##### Input data
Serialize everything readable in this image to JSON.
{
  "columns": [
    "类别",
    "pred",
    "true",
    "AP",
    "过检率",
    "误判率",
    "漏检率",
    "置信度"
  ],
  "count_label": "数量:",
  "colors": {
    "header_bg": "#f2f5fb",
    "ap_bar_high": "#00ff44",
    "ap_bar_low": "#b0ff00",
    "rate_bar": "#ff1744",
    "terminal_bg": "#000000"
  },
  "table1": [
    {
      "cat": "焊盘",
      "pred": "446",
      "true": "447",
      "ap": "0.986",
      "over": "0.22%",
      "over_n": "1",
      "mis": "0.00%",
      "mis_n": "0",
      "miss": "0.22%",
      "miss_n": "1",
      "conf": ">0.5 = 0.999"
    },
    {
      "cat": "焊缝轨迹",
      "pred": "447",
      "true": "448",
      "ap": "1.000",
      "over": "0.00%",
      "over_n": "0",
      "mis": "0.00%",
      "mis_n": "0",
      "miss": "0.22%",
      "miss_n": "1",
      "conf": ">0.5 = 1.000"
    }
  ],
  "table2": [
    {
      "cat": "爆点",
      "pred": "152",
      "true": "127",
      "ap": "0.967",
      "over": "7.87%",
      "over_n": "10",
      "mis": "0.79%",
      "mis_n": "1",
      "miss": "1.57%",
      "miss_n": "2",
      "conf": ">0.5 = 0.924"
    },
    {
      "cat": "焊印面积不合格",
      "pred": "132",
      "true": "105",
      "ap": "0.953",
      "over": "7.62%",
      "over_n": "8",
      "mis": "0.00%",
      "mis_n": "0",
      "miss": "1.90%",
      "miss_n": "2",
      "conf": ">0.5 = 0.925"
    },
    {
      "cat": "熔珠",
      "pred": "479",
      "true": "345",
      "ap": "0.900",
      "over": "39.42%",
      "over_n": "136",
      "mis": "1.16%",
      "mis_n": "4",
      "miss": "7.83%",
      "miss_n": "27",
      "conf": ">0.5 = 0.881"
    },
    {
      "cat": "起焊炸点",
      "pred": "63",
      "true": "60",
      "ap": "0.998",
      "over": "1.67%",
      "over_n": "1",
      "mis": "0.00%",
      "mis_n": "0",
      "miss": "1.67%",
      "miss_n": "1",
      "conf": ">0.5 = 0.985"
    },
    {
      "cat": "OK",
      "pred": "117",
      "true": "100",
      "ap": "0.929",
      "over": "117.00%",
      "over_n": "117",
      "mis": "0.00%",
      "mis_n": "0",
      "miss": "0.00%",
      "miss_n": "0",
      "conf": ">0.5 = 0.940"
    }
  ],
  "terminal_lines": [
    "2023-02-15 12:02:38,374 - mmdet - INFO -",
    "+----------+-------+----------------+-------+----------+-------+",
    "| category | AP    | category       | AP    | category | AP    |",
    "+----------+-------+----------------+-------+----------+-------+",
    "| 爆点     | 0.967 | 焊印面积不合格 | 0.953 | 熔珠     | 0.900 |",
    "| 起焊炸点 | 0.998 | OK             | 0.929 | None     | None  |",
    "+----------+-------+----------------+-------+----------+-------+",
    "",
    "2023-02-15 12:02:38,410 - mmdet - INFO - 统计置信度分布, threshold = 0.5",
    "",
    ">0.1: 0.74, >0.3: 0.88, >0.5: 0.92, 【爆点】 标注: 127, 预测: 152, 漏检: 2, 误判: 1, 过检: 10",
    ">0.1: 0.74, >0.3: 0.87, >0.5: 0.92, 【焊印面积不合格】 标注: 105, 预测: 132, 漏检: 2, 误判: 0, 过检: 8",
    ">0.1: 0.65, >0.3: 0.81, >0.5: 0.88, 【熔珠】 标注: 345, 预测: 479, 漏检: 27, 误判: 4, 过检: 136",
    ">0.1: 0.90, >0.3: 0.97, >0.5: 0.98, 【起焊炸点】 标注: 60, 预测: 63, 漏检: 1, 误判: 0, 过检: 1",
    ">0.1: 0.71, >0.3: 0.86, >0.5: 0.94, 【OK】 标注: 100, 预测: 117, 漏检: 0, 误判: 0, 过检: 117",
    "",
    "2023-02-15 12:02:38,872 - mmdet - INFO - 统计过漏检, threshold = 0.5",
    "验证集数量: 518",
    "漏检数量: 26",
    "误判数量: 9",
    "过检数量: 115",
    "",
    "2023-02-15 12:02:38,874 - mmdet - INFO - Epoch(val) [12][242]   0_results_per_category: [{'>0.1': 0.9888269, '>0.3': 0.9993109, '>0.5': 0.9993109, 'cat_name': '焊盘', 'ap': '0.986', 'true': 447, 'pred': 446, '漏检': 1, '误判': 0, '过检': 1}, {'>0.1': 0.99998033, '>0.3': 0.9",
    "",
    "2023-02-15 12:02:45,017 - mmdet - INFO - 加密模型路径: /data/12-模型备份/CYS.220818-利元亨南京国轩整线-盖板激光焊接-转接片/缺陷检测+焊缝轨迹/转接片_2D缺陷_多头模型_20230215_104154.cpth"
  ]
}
##########
◆ Exercise description: All of the entries should be written out again exactly.

◆ Exercise answer:
Serialize everything readable in this image to JSON.
{
  "columns": [
    "类别",
    "pred",
    "true",
    "AP",
    "过检率",
    "误判率",
    "漏检率",
    "置信度"
  ],
  "count_label": "数量:",
  "colors": {
    "header_bg": "#f2f5fb",
    "ap_bar_high": "#00ff44",
    "ap_bar_low": "#b0ff00",
    "rate_bar": "#ff1744",
    "terminal_bg": "#000000"
  },
  "table1": [
    {
      "cat": "焊盘",
      "pred": "446",
      "true": "447",
      "ap": "0.986",
      "over": "0.22%",
      "over_n": "1",
      "mis": "0.00%",
      "mis_n": "0",
      "miss": "0.22%",
      "miss_n": "1",
      "conf": ">0.5 = 0.999"
    },
    {
      "cat": "焊缝轨迹",
      "pred": "447",
      "true": "448",
      "ap": "1.000",
      "over": "0.00%",
      "over_n": "0",
      "mis": "0.00%",
      "mis_n": "0",
      "miss": "0.22%",
      "miss_n": "1",
      "conf": ">0.5 = 1.000"
    }
  ],
  "table2": [
    {
      "cat": "爆点",
      "pred": "152",
      "true": "127",
      "ap": "0.967",
      "over": "7.87%",
      "over_n": "10",
      "mis": "0.79%",
      "mis_n": "1",
      "miss": "1.57%",
      "miss_n": "2",
      "conf": ">0.5 = 0.924"
    },
    {
      "cat": "焊印面积不合格",
      "pred": "132",
      "true": "105",
      "ap": "0.953",
      "over": "7.62%",
      "over_n": "8",
      "mis": "0.00%",
      "mis_n": "0",
      "miss": "1.90%",
      "miss_n": "2",
      "conf": ">0.5 = 0.925"
    },
    {
      "cat": "熔珠",
      "pred": "479",
      "true": "345",
      "ap": "0.900",
      "over": "39.42%",
      "over_n": "136",
      "mis": "1.16%",
      "mis_n": "4",
      "miss": "7.83%",
      "miss_n": "27",
      "conf": ">0.5 = 0.881"
    },
    {
      "cat": "起焊炸点",
      "pred": "63",
      "true": "60",
      "ap": "0.998",
      "over": "1.67%",
      "over_n": "1",
      "mis": "0.00%",
      "mis_n": "0",
      "miss": "1.67%",
      "miss_n": "1",
      "conf": ">0.5 = 0.985"
    },
    {
      "cat": "OK",
      "pred": "117",
      "true": "100",
      "ap": "0.929",
      "over": "117.00%",
      "over_n": "117",
      "mis": "0.00%",
      "mis_n": "0",
      "miss": "0.00%",
      "miss_n": "0",
      "conf": ">0.5 = 0.940"
    }
  ],
  "terminal_lines": [
    "2023-02-15 12:02:38,374 - mmdet - INFO -",
    "+----------+-------+----------------+-------+----------+-------+",
    "| category | AP    | category       | AP    | category | AP    |",
    "+----------+-------+----------------+-------+----------+-------+",
    "| 爆点     | 0.967 | 焊印面积不合格 | 0.953 | 熔珠     | 0.900 |",
    "| 起焊炸点 | 0.998 | OK             | 0.929 | None     | None  |",
    "+----------+-------+----------------+-------+----------+-------+",
    "",
    "2023-02-15 12:02:38,410 - mmdet - INFO - 统计置信度分布, threshold = 0.5",
    "",
    ">0.1: 0.74, >0.3: 0.88, >0.5: 0.92, 【爆点】 标注: 127, 预测: 152, 漏检: 2, 误判: 1, 过检: 10",
    ">0.1: 0.74, >0.3: 0.87, >0.5: 0.92, 【焊印面积不合格】 标注: 105, 预测: 132, 漏检: 2, 误判: 0, 过检: 8",
    ">0.1: 0.65, >0.3: 0.81, >0.5: 0.88, 【熔珠】 标注: 345, 预测: 479, 漏检: 27, 误判: 4, 过检: 136",
    ">0.1: 0.90, >0.3: 0.97, >0.5: 0.98, 【起焊炸点】 标注: 60, 预测: 63, 漏检: 1, 误判: 0, 过检: 1",
    ">0.1: 0.71, >0.3: 0.86, >0.5: 0.94, 【OK】 标注: 100, 预测: 117, 漏检: 0, 误判: 0, 过检: 117",
    "",
    "2023-02-15 12:02:38,872 - mmdet - INFO - 统计过漏检, threshold = 0.5",
    "验证集数量: 518",
    "漏检数量: 26",
    "误判数量: 9",
    "过检数量: 115",
    "",
    "2023-02-15 12:02:38,874 - mmdet - INFO - Epoch(val) [12][242]   0_results_per_category: [{'>0.1': 0.9888269, '>0.3': 0.9993109, '>0.5': 0.9993109, 'cat_name': '焊盘', 'ap': '0.986', 'true': 447, 'pred': 446, '漏检': 1, '误判': 0, '过检': 1}, {'>0.1': 0.99998033, '>0.3': 0.9",
    "",
    "2023-02-15 12:02:45,017 - mmdet - INFO - 加密模型路径: /data/12-模型备份/CYS.220818-利元亨南京国轩整线-盖板激光焊接-转接片/缺陷检测+焊缝轨迹/转接片_2D缺陷_多头模型_20230215_104154.cpth"
  ]
}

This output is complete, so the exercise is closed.